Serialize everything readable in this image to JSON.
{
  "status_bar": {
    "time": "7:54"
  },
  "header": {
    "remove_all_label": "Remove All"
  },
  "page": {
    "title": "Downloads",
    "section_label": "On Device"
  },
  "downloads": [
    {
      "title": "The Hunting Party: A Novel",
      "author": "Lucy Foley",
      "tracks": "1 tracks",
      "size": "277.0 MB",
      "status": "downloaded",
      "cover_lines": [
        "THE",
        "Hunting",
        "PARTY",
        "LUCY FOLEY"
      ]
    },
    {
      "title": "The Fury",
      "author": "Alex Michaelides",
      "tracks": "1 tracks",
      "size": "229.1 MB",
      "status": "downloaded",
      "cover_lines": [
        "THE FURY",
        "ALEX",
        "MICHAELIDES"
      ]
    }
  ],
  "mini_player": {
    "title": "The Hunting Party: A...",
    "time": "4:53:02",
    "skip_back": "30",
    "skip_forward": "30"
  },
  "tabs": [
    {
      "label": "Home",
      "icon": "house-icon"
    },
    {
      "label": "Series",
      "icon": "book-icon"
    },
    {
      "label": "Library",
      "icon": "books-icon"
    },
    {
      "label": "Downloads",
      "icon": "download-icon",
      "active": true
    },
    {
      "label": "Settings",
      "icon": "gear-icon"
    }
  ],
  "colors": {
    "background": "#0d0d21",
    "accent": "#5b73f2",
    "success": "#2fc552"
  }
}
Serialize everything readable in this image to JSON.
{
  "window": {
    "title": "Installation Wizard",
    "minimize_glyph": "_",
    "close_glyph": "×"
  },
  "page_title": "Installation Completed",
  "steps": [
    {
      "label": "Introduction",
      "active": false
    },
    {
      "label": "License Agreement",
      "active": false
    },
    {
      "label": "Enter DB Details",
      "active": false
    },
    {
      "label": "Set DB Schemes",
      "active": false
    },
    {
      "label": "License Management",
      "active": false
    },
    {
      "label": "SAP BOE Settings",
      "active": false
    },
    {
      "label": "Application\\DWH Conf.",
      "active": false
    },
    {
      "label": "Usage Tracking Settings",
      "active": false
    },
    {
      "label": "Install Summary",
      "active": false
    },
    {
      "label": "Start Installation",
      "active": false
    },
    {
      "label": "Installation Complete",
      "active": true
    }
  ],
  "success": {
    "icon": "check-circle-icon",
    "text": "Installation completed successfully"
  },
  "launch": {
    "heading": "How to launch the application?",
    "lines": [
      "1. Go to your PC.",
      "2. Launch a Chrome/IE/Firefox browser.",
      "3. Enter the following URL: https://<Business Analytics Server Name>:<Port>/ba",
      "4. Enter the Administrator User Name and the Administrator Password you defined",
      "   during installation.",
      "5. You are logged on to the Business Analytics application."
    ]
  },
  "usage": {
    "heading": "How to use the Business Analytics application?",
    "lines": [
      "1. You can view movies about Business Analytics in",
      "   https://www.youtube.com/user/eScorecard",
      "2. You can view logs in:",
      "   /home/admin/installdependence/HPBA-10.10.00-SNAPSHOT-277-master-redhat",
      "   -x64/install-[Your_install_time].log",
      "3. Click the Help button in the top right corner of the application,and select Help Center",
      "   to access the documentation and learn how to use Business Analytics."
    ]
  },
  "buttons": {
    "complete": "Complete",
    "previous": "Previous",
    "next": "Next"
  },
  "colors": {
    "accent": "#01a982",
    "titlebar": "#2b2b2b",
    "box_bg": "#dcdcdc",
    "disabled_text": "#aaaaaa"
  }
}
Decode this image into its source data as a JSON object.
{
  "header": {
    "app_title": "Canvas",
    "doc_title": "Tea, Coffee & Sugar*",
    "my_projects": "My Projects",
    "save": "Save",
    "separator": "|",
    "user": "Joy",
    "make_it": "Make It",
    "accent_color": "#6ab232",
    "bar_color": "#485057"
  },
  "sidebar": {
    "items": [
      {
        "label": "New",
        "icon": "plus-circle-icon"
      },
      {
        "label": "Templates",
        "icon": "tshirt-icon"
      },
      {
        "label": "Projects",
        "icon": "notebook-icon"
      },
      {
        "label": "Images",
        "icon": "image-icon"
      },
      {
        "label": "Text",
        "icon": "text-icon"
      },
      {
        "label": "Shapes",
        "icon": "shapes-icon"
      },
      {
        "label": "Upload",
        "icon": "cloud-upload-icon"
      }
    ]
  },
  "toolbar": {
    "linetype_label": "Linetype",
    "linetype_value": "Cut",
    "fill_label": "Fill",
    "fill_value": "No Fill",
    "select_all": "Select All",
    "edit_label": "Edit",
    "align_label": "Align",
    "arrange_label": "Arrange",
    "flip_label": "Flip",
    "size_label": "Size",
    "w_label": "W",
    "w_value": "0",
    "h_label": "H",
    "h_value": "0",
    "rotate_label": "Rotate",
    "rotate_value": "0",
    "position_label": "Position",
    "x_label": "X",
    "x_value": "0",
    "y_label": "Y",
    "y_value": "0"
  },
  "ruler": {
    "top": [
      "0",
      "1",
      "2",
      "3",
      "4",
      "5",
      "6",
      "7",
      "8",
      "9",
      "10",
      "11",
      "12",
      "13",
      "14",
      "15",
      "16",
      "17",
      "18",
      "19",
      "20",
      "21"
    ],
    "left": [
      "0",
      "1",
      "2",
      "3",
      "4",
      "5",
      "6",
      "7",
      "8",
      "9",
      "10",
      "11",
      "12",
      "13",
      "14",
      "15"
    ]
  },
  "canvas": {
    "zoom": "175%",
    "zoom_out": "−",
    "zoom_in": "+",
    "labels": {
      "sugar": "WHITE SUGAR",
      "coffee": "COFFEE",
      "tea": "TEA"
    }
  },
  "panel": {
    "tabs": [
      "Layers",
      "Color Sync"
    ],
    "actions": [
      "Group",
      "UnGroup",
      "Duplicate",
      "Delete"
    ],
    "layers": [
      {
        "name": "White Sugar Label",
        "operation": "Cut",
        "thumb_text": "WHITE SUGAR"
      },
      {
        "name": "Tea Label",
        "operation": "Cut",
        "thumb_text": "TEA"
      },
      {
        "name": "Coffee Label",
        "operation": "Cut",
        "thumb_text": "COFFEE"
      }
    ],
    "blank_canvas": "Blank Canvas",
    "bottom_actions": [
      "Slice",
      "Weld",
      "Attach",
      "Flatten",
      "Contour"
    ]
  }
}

────────────────────

▶ **Exercise aim**
Each line of the data that includes the word "view" counts once; report the total and nothing more.

▶ **Exercise solution**
2